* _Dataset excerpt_
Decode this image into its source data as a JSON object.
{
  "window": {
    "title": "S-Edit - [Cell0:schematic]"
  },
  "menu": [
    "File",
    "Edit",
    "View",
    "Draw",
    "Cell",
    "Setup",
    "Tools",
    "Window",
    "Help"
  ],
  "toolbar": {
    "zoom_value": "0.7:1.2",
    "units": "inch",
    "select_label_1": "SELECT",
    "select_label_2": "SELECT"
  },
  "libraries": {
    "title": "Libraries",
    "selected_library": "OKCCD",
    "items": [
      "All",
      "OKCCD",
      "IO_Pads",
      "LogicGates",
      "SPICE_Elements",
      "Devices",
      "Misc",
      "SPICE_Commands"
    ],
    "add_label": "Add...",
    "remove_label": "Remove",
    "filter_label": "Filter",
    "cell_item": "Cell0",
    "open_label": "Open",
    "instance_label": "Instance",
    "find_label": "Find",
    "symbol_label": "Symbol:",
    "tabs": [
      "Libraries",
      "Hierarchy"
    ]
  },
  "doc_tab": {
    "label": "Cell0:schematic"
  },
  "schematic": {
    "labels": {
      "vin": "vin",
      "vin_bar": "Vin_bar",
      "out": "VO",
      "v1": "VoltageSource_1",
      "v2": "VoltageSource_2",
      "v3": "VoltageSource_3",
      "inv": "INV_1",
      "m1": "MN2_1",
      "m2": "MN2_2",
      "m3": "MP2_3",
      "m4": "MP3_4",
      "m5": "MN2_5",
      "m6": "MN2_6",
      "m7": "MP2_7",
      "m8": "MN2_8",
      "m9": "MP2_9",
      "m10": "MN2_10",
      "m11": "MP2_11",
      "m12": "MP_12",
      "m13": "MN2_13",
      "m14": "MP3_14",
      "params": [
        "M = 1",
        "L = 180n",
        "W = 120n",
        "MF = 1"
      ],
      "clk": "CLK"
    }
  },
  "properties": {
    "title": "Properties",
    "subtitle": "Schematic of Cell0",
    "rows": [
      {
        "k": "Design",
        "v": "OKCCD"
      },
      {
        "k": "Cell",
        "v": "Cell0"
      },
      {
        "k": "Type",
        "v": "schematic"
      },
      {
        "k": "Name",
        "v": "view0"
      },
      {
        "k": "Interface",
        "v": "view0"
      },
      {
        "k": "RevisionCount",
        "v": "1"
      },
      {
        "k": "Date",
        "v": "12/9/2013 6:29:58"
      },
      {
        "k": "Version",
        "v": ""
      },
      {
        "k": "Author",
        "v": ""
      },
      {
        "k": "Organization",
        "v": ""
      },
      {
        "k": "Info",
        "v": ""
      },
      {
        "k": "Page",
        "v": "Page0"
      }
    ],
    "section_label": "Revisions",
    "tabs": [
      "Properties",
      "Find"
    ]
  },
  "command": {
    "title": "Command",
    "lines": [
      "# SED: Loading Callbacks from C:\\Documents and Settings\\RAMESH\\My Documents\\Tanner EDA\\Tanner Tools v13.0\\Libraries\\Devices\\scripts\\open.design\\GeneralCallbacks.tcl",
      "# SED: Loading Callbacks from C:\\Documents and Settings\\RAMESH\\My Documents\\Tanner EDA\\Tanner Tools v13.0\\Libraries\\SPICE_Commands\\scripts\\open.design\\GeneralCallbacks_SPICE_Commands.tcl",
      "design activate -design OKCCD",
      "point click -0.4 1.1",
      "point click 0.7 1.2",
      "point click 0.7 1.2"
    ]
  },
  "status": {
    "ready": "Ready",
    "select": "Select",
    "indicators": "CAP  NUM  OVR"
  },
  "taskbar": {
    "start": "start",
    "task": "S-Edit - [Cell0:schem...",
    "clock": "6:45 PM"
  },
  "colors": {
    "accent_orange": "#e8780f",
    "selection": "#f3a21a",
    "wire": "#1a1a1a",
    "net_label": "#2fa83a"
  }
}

* _Exercise details_
Filter the data, keeping only the lines that contain "Loading".

* _Result_
      "# SED: Loading Callbacks from C:\\Documents and Settings\\RAMESH\\My Documents\\Tanner EDA\\Tanner Tools v13.0\\Libraries\\Devices\\scripts\\open.design\\GeneralCallbacks.tcl",
      "# SED: Loading Callbacks from C:\\Documents and Settings\\RAMESH\\My Documents\\Tanner EDA\\Tanner Tools v13.0\\Libraries\\SPICE_Commands\\scripts\\open.design\\GeneralCallbacks_SPICE_Commands.tcl",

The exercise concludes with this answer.